_WHAT YOU HAVE TO DO_
Copy each line below that contains "Ratio".

----- EXTRACTED RECORDS

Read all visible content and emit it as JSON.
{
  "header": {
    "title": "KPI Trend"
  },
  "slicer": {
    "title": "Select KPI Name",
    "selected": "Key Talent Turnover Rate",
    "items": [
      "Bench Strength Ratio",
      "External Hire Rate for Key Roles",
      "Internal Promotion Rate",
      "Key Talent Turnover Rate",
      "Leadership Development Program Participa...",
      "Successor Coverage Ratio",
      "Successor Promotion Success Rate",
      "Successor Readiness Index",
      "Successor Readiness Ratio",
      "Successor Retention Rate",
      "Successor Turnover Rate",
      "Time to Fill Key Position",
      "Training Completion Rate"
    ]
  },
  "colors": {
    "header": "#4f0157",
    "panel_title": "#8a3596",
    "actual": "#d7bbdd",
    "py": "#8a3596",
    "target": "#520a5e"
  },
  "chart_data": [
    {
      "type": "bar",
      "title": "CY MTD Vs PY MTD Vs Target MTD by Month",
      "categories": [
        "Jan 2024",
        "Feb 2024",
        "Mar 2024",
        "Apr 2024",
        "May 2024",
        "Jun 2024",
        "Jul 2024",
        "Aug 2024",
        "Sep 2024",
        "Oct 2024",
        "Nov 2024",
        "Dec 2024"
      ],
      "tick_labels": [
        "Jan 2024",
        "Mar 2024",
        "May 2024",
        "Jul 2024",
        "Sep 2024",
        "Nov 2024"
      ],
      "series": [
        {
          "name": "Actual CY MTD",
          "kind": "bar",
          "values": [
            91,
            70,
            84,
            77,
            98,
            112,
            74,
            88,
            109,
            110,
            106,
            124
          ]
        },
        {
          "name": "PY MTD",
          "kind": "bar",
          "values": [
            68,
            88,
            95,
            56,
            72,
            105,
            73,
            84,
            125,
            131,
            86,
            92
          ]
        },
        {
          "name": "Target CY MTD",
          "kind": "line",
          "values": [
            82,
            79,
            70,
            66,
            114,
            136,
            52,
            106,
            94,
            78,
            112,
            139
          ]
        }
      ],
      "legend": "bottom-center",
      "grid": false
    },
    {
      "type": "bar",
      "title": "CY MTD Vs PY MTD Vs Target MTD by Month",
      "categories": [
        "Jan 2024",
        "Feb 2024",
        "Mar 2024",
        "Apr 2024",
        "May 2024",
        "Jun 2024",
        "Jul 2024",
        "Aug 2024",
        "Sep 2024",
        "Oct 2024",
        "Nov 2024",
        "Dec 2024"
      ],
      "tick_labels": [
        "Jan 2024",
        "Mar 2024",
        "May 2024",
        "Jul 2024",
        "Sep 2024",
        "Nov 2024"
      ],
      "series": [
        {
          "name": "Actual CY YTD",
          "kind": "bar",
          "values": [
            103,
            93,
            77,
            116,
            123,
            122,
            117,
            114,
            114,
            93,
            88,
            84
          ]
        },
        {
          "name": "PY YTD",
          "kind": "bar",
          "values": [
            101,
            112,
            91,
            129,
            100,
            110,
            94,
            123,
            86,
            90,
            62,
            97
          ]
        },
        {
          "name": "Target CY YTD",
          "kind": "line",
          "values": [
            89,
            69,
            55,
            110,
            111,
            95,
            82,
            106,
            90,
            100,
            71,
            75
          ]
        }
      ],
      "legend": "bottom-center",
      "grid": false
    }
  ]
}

----------

_EXPECTED ANSWER_
      "Bench Strength Ratio",
      "Successor Coverage Ratio",
      "Successor Readiness Ratio",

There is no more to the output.